Show, in full, each line of the data that contains "rating".

---------- Records to use

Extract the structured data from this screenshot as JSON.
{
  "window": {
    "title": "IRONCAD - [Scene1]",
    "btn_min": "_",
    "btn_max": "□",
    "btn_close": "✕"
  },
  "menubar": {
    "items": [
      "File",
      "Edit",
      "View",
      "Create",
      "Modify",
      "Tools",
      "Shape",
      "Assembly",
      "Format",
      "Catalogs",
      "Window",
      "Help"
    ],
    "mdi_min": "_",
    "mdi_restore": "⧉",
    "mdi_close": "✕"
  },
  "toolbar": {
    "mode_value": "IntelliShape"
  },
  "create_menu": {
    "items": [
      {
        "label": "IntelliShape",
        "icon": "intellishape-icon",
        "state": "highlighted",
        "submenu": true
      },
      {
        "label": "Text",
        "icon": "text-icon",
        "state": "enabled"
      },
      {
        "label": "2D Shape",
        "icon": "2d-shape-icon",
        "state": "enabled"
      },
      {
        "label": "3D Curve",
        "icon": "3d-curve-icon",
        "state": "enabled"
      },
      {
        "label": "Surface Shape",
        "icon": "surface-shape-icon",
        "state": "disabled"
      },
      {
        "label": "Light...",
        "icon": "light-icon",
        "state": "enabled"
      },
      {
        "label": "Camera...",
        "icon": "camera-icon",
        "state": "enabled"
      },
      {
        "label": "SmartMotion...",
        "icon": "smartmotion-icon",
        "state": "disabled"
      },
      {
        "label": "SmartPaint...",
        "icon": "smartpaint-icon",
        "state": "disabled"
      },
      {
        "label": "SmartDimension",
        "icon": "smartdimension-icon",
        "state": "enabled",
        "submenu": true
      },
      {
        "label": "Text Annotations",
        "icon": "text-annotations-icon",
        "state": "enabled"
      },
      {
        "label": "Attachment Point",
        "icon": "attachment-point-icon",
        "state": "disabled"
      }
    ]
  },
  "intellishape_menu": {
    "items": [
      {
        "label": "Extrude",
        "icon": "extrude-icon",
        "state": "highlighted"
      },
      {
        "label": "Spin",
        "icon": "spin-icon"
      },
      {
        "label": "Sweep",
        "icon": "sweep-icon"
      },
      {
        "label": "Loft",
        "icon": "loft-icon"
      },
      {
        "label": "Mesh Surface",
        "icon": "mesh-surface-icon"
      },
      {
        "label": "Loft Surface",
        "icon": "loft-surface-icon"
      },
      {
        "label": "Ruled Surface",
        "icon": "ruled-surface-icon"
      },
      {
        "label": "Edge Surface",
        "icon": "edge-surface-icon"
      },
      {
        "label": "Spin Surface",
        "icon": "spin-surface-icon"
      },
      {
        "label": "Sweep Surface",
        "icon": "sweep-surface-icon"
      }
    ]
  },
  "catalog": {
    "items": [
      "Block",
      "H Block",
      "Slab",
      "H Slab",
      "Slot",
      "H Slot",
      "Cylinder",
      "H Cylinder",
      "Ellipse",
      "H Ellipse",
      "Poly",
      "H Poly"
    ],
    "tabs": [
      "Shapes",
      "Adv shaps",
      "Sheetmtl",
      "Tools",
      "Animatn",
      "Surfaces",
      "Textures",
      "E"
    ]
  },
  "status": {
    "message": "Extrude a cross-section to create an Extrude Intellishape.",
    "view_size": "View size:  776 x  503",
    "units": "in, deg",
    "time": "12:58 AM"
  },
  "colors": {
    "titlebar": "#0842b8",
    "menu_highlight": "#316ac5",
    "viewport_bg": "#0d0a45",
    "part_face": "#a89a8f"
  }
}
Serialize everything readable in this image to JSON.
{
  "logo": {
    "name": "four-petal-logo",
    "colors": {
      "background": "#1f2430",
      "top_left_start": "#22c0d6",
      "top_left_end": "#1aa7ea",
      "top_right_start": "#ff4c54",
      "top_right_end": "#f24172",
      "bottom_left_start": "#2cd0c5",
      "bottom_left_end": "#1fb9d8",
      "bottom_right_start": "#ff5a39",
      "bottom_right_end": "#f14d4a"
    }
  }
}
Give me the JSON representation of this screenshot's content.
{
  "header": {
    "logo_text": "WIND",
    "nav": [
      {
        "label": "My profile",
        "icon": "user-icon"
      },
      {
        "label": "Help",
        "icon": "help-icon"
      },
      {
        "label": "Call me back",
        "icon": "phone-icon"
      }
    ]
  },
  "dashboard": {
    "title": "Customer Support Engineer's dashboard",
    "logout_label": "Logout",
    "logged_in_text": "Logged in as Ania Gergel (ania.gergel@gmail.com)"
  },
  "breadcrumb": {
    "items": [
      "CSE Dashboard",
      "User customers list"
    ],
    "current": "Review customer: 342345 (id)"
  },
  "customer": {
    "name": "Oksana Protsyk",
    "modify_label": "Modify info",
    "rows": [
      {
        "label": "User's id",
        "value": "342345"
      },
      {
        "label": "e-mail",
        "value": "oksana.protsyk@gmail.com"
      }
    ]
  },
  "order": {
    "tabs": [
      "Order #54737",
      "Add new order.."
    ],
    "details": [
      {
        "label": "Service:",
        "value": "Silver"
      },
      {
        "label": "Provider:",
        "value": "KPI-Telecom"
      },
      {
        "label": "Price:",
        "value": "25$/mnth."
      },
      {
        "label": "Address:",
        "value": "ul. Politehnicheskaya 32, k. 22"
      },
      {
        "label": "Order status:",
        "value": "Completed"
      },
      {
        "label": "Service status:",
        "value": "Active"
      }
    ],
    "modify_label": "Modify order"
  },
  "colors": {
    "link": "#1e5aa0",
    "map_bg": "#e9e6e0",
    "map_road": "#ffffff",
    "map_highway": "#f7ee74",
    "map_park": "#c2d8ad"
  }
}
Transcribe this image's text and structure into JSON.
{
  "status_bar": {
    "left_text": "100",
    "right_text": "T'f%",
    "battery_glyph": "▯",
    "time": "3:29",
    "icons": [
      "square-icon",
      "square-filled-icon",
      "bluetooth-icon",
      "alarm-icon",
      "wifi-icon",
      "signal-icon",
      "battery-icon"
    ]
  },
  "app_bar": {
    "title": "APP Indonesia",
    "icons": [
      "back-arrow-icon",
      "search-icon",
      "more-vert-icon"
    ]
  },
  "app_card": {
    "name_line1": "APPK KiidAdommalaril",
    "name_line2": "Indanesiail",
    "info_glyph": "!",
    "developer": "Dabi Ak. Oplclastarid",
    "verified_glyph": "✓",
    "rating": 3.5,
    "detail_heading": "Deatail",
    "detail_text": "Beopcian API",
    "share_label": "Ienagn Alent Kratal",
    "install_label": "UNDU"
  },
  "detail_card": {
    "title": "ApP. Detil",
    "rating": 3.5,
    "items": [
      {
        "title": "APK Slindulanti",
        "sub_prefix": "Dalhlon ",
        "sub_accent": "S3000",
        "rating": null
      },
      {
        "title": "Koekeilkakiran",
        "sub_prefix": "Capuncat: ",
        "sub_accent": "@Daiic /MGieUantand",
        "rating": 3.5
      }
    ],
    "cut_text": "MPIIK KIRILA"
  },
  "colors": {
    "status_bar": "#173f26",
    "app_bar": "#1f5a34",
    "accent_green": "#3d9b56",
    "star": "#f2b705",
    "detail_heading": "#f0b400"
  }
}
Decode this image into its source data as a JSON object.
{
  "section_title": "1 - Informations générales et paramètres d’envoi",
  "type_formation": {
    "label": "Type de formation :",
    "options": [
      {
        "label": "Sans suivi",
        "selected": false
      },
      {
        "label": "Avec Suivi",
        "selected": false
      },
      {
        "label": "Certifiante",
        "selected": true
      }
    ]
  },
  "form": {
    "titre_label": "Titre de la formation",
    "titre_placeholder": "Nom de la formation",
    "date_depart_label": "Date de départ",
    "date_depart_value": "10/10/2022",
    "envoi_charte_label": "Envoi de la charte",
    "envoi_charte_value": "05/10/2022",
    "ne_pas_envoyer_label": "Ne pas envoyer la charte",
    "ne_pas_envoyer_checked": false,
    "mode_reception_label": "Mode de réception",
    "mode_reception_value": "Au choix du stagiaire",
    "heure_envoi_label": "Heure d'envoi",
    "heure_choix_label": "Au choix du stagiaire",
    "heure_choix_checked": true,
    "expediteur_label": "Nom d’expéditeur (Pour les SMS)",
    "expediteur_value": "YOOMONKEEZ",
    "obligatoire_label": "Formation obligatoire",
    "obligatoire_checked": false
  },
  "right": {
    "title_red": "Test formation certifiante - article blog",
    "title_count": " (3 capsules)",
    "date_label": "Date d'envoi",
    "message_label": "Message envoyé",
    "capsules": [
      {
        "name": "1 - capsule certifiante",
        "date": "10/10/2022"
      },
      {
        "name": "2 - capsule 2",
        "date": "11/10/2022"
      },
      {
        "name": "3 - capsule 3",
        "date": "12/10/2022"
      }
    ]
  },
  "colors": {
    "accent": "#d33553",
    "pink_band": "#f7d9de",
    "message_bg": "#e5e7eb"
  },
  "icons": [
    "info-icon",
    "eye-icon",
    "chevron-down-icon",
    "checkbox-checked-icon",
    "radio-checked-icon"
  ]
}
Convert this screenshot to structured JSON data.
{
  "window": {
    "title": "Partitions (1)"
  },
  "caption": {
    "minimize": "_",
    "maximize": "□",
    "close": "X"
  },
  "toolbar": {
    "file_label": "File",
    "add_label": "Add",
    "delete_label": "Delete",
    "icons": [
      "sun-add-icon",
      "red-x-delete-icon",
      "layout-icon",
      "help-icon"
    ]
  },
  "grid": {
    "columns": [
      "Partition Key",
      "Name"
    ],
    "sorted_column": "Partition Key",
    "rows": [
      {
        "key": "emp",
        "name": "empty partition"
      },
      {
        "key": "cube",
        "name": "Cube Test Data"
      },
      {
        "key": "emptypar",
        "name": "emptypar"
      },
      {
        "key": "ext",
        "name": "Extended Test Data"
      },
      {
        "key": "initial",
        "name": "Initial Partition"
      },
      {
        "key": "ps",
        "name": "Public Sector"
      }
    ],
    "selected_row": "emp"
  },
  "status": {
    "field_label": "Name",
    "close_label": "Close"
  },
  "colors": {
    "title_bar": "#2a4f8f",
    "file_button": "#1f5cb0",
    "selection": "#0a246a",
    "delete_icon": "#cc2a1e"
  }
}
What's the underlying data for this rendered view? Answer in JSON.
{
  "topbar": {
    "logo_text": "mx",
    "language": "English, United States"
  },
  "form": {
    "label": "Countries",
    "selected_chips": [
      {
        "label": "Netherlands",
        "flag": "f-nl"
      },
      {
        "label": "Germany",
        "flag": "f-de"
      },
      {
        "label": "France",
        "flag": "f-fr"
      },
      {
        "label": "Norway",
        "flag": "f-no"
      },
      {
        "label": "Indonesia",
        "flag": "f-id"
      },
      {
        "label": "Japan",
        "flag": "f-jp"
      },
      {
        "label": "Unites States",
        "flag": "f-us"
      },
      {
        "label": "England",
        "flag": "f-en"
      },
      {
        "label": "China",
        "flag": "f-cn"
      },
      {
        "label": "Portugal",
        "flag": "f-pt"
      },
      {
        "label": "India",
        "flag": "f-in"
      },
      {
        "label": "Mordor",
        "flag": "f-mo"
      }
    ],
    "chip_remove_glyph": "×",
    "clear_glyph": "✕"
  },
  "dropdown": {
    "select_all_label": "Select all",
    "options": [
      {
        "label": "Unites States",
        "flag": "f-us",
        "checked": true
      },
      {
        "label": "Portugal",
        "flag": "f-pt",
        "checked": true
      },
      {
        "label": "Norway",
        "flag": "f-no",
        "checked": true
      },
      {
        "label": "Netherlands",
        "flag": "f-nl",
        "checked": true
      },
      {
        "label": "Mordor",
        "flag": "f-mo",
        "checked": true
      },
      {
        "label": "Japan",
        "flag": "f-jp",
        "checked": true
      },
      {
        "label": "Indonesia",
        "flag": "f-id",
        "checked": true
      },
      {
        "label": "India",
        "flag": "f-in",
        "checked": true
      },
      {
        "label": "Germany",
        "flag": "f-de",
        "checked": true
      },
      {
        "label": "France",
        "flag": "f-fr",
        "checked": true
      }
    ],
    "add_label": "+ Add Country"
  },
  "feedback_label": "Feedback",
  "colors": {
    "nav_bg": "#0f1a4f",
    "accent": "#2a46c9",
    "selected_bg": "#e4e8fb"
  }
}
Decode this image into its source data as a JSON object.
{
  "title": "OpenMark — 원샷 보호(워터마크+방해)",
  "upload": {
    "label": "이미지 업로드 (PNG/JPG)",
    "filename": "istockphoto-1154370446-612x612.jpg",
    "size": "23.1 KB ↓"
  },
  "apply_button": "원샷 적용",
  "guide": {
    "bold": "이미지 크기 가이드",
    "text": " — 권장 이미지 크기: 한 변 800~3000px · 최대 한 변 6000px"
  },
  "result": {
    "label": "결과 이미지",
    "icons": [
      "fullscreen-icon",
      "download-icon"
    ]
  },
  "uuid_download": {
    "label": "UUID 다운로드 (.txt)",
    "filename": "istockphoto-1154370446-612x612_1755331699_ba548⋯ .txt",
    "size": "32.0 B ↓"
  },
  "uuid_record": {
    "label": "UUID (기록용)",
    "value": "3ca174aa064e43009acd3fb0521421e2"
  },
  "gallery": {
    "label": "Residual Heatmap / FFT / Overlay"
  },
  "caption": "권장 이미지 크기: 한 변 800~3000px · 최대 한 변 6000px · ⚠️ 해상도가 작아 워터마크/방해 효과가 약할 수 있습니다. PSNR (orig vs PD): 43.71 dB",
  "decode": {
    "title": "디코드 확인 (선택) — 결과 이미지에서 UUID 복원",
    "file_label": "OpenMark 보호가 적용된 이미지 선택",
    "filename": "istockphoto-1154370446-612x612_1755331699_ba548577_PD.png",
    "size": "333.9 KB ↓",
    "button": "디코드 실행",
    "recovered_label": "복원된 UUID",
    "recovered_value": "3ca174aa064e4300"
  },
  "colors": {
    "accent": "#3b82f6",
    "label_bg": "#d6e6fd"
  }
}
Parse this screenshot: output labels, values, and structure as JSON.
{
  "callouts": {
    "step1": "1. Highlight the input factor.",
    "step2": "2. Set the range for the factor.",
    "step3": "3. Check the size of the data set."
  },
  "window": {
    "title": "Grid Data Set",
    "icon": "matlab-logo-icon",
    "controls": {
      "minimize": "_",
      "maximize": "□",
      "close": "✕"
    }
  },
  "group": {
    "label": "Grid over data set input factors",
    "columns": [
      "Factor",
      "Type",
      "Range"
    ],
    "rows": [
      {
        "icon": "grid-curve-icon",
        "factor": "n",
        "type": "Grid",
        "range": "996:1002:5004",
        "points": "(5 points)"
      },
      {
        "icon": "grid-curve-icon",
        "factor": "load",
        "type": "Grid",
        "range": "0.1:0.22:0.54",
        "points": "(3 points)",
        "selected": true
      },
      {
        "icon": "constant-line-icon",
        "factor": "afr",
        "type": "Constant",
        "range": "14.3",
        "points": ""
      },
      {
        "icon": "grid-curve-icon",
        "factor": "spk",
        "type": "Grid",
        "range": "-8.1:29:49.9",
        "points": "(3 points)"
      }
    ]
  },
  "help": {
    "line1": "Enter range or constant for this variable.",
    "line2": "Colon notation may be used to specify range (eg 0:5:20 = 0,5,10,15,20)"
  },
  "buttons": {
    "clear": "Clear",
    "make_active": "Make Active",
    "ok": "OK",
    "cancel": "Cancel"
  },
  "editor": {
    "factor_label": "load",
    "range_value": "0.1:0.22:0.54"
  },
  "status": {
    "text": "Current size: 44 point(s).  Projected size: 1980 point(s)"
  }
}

--------------------

» Solved exercise
    "rating": 3.5,
    "rating": 3.5,
        "rating": null
        "rating": 3.5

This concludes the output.